_Instruction_.
From the entries below, pull out each line where "Greenwich" appears.

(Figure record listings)
+---+

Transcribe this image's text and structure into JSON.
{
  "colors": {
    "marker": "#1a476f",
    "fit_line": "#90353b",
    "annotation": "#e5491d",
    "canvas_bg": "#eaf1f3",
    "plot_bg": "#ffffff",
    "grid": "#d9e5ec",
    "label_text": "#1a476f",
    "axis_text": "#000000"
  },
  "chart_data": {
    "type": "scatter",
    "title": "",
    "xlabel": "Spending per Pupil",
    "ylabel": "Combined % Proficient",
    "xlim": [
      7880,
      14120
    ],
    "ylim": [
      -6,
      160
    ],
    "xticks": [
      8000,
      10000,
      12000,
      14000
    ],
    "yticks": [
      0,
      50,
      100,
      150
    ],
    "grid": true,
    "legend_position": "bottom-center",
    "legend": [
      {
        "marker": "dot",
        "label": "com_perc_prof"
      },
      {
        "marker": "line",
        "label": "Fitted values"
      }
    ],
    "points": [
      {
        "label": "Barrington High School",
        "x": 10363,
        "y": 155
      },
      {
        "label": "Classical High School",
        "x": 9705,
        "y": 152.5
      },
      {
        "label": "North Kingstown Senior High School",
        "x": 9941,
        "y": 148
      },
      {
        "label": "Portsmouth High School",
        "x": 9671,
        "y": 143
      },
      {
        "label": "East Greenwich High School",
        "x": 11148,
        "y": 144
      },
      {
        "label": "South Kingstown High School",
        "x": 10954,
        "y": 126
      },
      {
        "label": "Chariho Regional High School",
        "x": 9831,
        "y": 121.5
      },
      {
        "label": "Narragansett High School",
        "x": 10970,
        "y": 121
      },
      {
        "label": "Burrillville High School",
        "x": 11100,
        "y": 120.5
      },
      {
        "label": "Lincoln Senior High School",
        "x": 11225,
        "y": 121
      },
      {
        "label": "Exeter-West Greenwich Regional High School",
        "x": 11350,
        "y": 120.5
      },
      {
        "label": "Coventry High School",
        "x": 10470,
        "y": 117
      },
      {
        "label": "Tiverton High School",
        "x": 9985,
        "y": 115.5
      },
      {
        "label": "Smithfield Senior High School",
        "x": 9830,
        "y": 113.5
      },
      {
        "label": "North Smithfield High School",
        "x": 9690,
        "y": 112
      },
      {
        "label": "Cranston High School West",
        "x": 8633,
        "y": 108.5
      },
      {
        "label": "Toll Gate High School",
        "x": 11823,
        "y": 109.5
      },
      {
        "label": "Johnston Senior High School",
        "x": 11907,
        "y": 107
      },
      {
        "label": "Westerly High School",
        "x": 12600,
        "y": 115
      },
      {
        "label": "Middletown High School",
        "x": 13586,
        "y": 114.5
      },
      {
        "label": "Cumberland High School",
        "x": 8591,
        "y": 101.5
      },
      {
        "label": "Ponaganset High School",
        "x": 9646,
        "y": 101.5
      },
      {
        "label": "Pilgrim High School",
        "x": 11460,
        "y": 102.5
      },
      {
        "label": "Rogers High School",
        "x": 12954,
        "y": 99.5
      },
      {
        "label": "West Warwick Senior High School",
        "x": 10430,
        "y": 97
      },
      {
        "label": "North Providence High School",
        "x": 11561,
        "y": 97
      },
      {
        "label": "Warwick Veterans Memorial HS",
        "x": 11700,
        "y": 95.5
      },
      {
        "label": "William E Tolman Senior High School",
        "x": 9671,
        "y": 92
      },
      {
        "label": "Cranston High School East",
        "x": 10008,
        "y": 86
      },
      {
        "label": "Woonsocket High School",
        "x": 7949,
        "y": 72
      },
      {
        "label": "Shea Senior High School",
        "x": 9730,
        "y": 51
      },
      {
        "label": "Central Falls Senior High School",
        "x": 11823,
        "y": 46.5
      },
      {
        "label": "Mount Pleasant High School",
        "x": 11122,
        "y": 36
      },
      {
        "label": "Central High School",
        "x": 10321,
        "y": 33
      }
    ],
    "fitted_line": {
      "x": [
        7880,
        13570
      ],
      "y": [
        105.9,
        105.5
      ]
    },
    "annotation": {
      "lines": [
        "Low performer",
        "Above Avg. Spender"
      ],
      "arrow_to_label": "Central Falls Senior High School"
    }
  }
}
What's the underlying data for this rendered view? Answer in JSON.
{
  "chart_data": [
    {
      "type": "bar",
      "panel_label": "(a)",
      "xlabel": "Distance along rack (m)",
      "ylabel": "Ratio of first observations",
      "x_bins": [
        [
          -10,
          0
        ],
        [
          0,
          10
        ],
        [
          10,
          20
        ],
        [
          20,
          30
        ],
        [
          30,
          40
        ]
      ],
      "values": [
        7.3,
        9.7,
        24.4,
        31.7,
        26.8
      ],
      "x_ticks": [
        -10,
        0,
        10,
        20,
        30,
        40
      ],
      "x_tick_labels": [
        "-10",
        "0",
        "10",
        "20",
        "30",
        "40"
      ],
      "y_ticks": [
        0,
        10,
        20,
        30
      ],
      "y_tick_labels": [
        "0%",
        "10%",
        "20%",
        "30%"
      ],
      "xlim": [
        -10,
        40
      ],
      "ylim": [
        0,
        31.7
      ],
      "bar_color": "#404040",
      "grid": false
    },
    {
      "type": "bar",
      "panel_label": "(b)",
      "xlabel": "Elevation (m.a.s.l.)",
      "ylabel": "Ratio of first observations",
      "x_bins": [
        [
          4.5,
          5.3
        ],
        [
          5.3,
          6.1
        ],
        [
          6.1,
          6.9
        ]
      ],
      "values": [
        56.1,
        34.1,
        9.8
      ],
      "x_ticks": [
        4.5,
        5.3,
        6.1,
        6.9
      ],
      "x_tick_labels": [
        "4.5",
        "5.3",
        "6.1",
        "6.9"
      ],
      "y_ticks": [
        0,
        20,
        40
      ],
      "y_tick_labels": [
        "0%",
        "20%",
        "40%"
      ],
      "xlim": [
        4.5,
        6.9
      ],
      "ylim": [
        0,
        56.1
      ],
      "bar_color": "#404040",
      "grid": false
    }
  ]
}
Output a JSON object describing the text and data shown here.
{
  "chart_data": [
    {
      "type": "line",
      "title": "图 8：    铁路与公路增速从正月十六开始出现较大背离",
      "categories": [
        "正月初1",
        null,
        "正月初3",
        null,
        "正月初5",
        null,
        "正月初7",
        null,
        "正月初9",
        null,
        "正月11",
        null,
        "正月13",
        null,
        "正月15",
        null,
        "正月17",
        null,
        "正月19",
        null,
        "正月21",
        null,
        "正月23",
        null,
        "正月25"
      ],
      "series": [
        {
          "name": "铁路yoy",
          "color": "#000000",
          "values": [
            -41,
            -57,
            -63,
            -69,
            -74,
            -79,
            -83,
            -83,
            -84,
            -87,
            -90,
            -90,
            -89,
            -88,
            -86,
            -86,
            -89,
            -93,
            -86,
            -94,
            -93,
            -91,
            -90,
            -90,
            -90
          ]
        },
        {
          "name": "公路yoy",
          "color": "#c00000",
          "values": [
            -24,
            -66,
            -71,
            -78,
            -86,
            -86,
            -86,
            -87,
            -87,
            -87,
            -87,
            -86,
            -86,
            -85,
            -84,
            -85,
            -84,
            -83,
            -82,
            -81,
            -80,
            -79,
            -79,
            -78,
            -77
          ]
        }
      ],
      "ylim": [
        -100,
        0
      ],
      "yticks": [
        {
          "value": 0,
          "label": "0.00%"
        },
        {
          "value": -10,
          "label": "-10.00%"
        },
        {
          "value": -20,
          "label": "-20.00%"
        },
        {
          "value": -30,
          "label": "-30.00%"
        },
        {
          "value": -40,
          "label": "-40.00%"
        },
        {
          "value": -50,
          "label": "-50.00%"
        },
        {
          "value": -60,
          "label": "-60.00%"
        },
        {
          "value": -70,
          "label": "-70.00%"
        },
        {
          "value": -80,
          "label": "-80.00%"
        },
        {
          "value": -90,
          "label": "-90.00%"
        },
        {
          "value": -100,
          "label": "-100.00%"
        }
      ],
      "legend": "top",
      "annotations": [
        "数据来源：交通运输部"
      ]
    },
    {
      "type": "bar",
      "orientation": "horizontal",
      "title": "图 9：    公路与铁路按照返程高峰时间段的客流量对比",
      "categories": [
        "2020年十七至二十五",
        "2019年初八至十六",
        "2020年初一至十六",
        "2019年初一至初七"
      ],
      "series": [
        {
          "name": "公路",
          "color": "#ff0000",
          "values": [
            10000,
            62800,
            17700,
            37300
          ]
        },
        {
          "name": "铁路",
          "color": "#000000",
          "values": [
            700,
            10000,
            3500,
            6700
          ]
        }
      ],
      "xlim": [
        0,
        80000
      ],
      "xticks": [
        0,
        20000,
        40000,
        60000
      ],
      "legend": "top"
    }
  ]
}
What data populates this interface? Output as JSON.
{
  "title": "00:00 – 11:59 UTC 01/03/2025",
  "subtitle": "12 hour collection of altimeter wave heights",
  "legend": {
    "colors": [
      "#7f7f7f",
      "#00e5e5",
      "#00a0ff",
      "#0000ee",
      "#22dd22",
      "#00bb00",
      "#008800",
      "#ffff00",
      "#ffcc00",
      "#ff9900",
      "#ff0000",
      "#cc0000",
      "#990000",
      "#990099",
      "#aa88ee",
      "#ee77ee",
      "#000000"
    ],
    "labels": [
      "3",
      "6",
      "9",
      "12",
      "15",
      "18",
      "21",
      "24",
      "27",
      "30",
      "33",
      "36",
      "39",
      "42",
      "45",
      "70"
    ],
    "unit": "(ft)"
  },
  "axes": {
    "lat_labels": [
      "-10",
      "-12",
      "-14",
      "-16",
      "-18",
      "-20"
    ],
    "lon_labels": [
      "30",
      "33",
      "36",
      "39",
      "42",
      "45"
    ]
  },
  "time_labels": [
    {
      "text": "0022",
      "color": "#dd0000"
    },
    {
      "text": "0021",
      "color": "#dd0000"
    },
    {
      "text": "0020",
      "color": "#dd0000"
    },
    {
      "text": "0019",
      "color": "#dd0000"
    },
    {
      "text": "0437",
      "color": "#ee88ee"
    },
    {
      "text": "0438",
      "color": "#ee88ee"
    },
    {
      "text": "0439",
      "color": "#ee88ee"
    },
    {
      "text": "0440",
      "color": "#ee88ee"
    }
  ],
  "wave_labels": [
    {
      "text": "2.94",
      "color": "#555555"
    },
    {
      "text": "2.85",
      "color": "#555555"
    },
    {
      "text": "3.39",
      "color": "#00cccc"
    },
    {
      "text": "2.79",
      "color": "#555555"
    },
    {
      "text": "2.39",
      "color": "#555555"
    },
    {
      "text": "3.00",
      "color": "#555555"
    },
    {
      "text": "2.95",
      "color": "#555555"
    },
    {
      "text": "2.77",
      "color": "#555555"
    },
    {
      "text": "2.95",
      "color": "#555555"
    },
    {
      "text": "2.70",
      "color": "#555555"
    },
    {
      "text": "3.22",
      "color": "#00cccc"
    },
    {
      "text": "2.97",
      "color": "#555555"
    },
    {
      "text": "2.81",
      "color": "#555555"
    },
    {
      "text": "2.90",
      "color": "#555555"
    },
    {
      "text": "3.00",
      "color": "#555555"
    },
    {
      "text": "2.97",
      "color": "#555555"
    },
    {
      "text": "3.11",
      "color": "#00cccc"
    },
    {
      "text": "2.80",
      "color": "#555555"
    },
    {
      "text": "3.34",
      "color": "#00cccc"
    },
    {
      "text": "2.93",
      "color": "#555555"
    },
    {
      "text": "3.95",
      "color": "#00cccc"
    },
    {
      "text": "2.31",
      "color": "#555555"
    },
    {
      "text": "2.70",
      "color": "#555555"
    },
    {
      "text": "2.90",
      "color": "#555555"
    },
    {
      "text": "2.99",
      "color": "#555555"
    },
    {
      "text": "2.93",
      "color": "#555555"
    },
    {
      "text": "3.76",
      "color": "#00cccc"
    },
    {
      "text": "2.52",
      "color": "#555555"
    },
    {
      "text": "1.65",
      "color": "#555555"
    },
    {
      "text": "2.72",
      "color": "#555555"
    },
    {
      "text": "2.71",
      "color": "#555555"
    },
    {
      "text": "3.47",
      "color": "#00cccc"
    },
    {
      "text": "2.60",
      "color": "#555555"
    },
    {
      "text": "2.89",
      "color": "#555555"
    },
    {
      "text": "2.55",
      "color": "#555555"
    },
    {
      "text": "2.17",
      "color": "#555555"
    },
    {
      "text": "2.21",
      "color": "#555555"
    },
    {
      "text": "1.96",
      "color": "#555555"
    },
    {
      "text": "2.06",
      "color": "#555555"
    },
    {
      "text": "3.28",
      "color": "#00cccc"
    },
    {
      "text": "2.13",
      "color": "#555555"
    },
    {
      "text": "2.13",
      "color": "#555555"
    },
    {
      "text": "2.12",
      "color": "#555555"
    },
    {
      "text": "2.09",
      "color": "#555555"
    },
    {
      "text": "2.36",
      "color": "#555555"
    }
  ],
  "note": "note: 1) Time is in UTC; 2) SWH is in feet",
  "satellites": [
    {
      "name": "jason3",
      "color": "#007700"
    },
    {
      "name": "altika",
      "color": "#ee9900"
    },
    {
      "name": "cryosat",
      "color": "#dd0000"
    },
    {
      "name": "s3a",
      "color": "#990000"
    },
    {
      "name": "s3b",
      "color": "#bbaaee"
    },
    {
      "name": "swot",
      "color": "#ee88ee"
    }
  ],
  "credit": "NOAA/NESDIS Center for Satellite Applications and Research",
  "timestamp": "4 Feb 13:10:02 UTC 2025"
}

+---+

_Response to the exercise_.
        "label": "East Greenwich High School",
        "label": "Exeter-West Greenwich Regional High School",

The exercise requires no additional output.